**AIM OF THE EXERCISE**
Reproduce all the lines below exactly and omit the images.

**INPUT MATERIAL**
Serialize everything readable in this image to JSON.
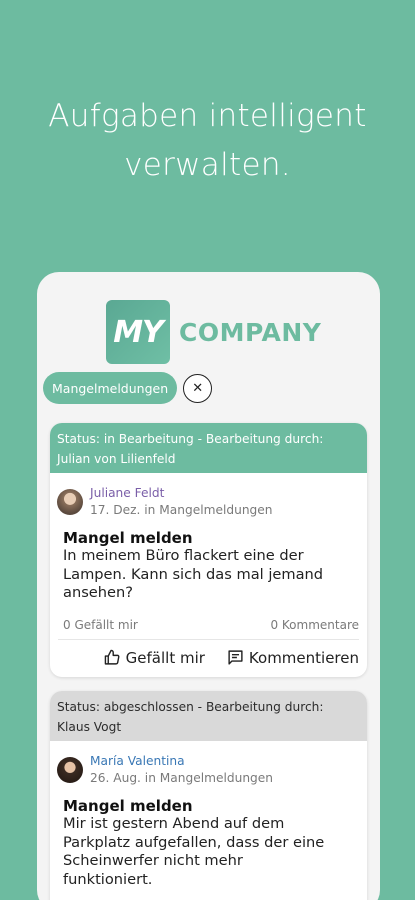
{
  "headline": {
    "line1": "Aufgaben intelligent",
    "line2": "verwalten."
  },
  "logo": {
    "badge": "MY",
    "text": "COMPANY"
  },
  "filter": {
    "chip_label": "Mangelmeldungen",
    "close_glyph": "✕"
  },
  "posts": [
    {
      "status_line1": "Status: in Bearbeitung  - Bearbeitung durch:",
      "status_line2": "Julian von Lilienfeld",
      "author": "Juliane Feldt",
      "meta": "17. Dez. in Mangelmeldungen",
      "title": "Mangel melden",
      "body_lines": [
        "In meinem Büro flackert eine der",
        "Lampen. Kann sich das mal jemand",
        "ansehen?"
      ],
      "likes": "0 Gefällt mir",
      "comments": "0 Kommentare",
      "like_action": "Gefällt mir",
      "comment_action": "Kommentieren"
    },
    {
      "status_line1": "Status: abgeschlossen  - Bearbeitung durch:",
      "status_line2": "Klaus Vogt",
      "author": "María Valentina",
      "meta": "26. Aug. in Mangelmeldungen",
      "title": "Mangel melden",
      "body_lines": [
        "Mir ist gestern Abend auf dem",
        "Parkplatz aufgefallen, dass der eine",
        "Scheinwerfer nicht mehr",
        "funktioniert."
      ]
    }
  ],
  "colors": {
    "background": "#6dbba0",
    "status_active": "#6dbba0",
    "status_done": "#d9d9d9"
  },
  "icons": [
    "thumbs-up-icon",
    "comment-icon",
    "close-icon"
  ]
}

**REPLY TO THE EXERCISE**
Serialize everything readable in this image to JSON.
{
  "headline": {
    "line1": "Aufgaben intelligent",
    "line2": "verwalten."
  },
  "logo": {
    "badge": "MY",
    "text": "COMPANY"
  },
  "filter": {
    "chip_label": "Mangelmeldungen",
    "close_glyph": "✕"
  },
  "posts": [
    {
      "status_line1": "Status: in Bearbeitung  - Bearbeitung durch:",
      "status_line2": "Julian von Lilienfeld",
      "author": "Juliane Feldt",
      "meta": "17. Dez. in Mangelmeldungen",
      "title": "Mangel melden",
      "body_lines": [
        "In meinem Büro flackert eine der",
        "Lampen. Kann sich das mal jemand",
        "ansehen?"
      ],
      "likes": "0 Gefällt mir",
      "comments": "0 Kommentare",
      "like_action": "Gefällt mir",
      "comment_action": "Kommentieren"
    },
    {
      "status_line1": "Status: abgeschlossen  - Bearbeitung durch:",
      "status_line2": "Klaus Vogt",
      "author": "María Valentina",
      "meta": "26. Aug. in Mangelmeldungen",
      "title": "Mangel melden",
      "body_lines": [
        "Mir ist gestern Abend auf dem",
        "Parkplatz aufgefallen, dass der eine",
        "Scheinwerfer nicht mehr",
        "funktioniert."
      ]
    }
  ],
  "colors": {
    "background": "#6dbba0",
    "status_active": "#6dbba0",
    "status_done": "#d9d9d9"
  },
  "icons": [
    "thumbs-up-icon",
    "comment-icon",
    "close-icon"
  ]
}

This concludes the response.